EXERCISE INSTRUCTIONS — Show every line containing "оценке" by copying it.

Dataset rows
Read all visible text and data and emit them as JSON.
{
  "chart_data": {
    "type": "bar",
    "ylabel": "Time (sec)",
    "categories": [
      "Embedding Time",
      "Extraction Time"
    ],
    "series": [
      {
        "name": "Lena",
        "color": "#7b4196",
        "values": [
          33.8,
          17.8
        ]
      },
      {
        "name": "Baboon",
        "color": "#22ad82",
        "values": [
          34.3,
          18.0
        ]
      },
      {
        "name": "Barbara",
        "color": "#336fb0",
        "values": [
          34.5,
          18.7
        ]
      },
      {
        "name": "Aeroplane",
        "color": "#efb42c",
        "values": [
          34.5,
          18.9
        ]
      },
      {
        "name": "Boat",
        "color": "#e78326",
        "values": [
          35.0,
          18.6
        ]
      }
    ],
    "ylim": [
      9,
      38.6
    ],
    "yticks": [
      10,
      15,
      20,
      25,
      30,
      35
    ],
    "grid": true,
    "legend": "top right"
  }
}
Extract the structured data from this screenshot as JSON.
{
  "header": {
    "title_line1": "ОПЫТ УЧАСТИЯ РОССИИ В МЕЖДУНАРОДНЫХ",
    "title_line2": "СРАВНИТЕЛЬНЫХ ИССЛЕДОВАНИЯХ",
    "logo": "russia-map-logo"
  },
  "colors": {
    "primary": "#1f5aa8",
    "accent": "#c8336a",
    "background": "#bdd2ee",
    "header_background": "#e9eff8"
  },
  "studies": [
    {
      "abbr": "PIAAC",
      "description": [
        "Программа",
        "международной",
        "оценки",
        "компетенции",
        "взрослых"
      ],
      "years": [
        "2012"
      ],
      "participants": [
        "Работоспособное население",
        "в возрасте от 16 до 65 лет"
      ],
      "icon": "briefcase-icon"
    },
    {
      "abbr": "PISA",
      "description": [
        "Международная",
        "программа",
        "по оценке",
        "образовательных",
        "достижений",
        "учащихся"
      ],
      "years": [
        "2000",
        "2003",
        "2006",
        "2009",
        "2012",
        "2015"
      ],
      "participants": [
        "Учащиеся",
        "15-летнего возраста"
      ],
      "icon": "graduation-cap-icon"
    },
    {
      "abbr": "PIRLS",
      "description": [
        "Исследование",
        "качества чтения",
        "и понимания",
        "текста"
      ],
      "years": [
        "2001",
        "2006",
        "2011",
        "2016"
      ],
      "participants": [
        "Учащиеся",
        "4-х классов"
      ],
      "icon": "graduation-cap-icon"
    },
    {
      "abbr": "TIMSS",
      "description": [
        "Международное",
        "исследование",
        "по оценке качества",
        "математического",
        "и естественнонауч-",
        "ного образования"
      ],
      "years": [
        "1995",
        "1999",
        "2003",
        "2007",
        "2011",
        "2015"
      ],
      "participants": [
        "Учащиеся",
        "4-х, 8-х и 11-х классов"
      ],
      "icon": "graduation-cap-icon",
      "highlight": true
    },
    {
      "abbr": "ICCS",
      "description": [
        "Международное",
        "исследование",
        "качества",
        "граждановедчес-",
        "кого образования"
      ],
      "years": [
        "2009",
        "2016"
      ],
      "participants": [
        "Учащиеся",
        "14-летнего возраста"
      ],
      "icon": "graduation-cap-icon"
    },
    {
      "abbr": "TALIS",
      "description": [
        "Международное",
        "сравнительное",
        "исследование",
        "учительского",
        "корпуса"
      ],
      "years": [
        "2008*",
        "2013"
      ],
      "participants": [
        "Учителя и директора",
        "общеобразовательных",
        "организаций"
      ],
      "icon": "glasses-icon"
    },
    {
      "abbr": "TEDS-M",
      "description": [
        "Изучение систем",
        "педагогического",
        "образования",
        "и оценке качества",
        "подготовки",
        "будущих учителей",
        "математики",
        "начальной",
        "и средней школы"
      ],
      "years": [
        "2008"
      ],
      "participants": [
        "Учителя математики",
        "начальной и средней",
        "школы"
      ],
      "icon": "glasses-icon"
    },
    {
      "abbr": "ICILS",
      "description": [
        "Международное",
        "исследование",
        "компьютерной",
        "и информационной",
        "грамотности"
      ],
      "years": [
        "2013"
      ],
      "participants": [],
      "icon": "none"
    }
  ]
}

THE RESPONSE —
        "по оценке",
        "по оценке качества",
        "и оценке качества",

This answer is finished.